TASK BRIEF
Below is a set of records. Repeat all of them exactly.

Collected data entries
-- BEGIN --

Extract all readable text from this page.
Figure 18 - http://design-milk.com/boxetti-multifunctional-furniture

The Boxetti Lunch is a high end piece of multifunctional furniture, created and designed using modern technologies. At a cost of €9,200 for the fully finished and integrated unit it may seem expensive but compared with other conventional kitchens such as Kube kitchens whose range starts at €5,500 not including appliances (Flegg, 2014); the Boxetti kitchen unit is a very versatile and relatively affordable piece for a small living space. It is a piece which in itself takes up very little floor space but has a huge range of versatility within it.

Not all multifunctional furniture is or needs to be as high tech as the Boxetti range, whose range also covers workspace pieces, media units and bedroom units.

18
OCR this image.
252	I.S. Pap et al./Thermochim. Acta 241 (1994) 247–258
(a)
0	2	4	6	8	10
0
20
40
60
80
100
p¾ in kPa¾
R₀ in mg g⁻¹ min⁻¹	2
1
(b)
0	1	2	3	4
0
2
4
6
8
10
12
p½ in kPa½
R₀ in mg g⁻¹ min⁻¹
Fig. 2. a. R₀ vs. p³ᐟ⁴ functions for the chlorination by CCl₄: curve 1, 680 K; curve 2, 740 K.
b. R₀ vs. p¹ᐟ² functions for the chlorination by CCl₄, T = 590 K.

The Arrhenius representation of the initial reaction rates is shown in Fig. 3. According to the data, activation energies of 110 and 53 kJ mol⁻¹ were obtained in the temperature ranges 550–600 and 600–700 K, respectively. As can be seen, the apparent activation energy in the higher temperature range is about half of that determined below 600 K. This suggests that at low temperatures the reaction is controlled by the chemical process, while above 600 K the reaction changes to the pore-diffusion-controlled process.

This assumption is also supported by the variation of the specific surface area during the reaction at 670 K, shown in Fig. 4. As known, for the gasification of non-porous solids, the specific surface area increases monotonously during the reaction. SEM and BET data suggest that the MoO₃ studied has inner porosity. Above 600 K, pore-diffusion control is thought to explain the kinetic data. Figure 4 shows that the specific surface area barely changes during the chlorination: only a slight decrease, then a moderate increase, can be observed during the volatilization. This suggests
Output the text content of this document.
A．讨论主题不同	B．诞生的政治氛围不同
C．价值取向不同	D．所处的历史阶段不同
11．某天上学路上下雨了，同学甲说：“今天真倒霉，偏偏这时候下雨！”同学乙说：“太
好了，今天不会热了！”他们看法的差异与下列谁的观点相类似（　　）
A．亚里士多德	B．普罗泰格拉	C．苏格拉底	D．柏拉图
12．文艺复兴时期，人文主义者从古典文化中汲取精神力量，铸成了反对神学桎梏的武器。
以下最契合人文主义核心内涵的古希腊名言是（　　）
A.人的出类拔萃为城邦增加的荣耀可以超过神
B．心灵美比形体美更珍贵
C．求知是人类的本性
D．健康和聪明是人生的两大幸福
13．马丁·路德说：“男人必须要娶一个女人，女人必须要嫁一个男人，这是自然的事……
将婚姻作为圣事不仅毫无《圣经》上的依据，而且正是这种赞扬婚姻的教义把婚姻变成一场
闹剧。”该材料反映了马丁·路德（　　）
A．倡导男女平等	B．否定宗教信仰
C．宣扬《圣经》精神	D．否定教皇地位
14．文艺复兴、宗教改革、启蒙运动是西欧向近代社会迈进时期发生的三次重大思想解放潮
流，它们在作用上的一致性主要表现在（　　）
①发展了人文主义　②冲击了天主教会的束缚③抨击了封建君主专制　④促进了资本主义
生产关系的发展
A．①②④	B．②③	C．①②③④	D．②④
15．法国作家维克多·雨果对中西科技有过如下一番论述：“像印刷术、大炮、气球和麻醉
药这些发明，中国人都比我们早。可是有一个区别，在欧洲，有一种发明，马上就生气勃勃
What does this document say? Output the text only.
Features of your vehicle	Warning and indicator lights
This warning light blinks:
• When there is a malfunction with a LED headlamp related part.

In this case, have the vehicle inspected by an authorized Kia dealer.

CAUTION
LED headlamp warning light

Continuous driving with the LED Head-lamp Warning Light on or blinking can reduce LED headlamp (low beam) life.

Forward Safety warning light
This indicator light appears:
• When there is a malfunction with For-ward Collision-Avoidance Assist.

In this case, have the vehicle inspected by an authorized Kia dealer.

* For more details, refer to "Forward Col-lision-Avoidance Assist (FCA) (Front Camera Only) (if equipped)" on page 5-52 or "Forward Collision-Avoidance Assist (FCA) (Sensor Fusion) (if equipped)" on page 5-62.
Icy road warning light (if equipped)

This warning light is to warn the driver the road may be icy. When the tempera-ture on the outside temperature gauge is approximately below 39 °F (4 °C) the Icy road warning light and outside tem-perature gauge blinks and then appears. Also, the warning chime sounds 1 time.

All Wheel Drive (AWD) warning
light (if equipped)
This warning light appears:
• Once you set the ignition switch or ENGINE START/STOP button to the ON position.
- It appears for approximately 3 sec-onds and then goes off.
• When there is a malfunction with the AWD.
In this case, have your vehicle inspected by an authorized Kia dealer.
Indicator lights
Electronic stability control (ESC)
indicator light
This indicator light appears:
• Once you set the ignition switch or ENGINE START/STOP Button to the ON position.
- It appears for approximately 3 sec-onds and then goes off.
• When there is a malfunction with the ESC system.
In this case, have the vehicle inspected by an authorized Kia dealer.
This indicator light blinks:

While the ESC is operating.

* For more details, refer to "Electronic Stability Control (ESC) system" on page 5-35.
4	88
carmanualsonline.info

-- END --

FINISHED ANSWER
Extract all readable text from this page.
Figure 18 - http://design-milk.com/boxetti-multifunctional-furniture

The Boxetti Lunch is a high end piece of multifunctional furniture, created and designed using modern technologies. At a cost of €9,200 for the fully finished and integrated unit it may seem expensive but compared with other conventional kitchens such as Kube kitchens whose range starts at €5,500 not including appliances (Flegg, 2014); the Boxetti kitchen unit is a very versatile and relatively affordable piece for a small living space. It is a piece which in itself takes up very little floor space but has a huge range of versatility within it.

Not all multifunctional furniture is or needs to be as high tech as the Boxetti range, whose range also covers workspace pieces, media units and bedroom units.

18
OCR this image.
252	I.S. Pap et al./Thermochim. Acta 241 (1994) 247–258
(a)
0	2	4	6	8	10
0
20
40
60
80
100
p¾ in kPa¾
R₀ in mg g⁻¹ min⁻¹	2
1
(b)
0	1	2	3	4
0
2
4
6
8
10
12
p½ in kPa½
R₀ in mg g⁻¹ min⁻¹
Fig. 2. a. R₀ vs. p³ᐟ⁴ functions for the chlorination by CCl₄: curve 1, 680 K; curve 2, 740 K.
b. R₀ vs. p¹ᐟ² functions for the chlorination by CCl₄, T = 590 K.

The Arrhenius representation of the initial reaction rates is shown in Fig. 3. According to the data, activation energies of 110 and 53 kJ mol⁻¹ were obtained in the temperature ranges 550–600 and 600–700 K, respectively. As can be seen, the apparent activation energy in the higher temperature range is about half of that determined below 600 K. This suggests that at low temperatures the reaction is controlled by the chemical process, while above 600 K the reaction changes to the pore-diffusion-controlled process.

This assumption is also supported by the variation of the specific surface area during the reaction at 670 K, shown in Fig. 4. As known, for the gasification of non-porous solids, the specific surface area increases monotonously during the reaction. SEM and BET data suggest that the MoO₃ studied has inner porosity. Above 600 K, pore-diffusion control is thought to explain the kinetic data. Figure 4 shows that the specific surface area barely changes during the chlorination: only a slight decrease, then a moderate increase, can be observed during the volatilization. This suggests
Output the text content of this document.
A．讨论主题不同	B．诞生的政治氛围不同
C．价值取向不同	D．所处的历史阶段不同
11．某天上学路上下雨了，同学甲说：“今天真倒霉，偏偏这时候下雨！”同学乙说：“太
好了，今天不会热了！”他们看法的差异与下列谁的观点相类似（　　）
A．亚里士多德	B．普罗泰格拉	C．苏格拉底	D．柏拉图
12．文艺复兴时期，人文主义者从古典文化中汲取精神力量，铸成了反对神学桎梏的武器。
以下最契合人文主义核心内涵的古希腊名言是（　　）
A.人的出类拔萃为城邦增加的荣耀可以超过神
B．心灵美比形体美更珍贵
C．求知是人类的本性
D．健康和聪明是人生的两大幸福
13．马丁·路德说：“男人必须要娶一个女人，女人必须要嫁一个男人，这是自然的事……
将婚姻作为圣事不仅毫无《圣经》上的依据，而且正是这种赞扬婚姻的教义把婚姻变成一场
闹剧。”该材料反映了马丁·路德（　　）
A．倡导男女平等	B．否定宗教信仰
C．宣扬《圣经》精神	D．否定教皇地位
14．文艺复兴、宗教改革、启蒙运动是西欧向近代社会迈进时期发生的三次重大思想解放潮
流，它们在作用上的一致性主要表现在（　　）
①发展了人文主义　②冲击了天主教会的束缚③抨击了封建君主专制　④促进了资本主义
生产关系的发展
A．①②④	B．②③	C．①②③④	D．②④
15．法国作家维克多·雨果对中西科技有过如下一番论述：“像印刷术、大炮、气球和麻醉
药这些发明，中国人都比我们早。可是有一个区别，在欧洲，有一种发明，马上就生气勃勃
What does this document say? Output the text only.
Features of your vehicle	Warning and indicator lights
This warning light blinks:
• When there is a malfunction with a LED headlamp related part.

In this case, have the vehicle inspected by an authorized Kia dealer.

CAUTION
LED headlamp warning light

Continuous driving with the LED Head-lamp Warning Light on or blinking can reduce LED headlamp (low beam) life.

Forward Safety warning light
This indicator light appears:
• When there is a malfunction with For-ward Collision-Avoidance Assist.

In this case, have the vehicle inspected by an authorized Kia dealer.

* For more details, refer to "Forward Col-lision-Avoidance Assist (FCA) (Front Camera Only) (if equipped)" on page 5-52 or "Forward Collision-Avoidance Assist (FCA) (Sensor Fusion) (if equipped)" on page 5-62.
Icy road warning light (if equipped)

This warning light is to warn the driver the road may be icy. When the tempera-ture on the outside temperature gauge is approximately below 39 °F (4 °C) the Icy road warning light and outside tem-perature gauge blinks and then appears. Also, the warning chime sounds 1 time.

All Wheel Drive (AWD) warning
light (if equipped)
This warning light appears:
• Once you set the ignition switch or ENGINE START/STOP button to the ON position.
- It appears for approximately 3 sec-onds and then goes off.
• When there is a malfunction with the AWD.
In this case, have your vehicle inspected by an authorized Kia dealer.
Indicator lights
Electronic stability control (ESC)
indicator light
This indicator light appears:
• Once you set the ignition switch or ENGINE START/STOP Button to the ON position.
- It appears for approximately 3 sec-onds and then goes off.
• When there is a malfunction with the ESC system.
In this case, have the vehicle inspected by an authorized Kia dealer.
This indicator light blinks:

While the ESC is operating.

* For more details, refer to "Electronic Stability Control (ESC) system" on page 5-35.
4	88
carmanualsonline.info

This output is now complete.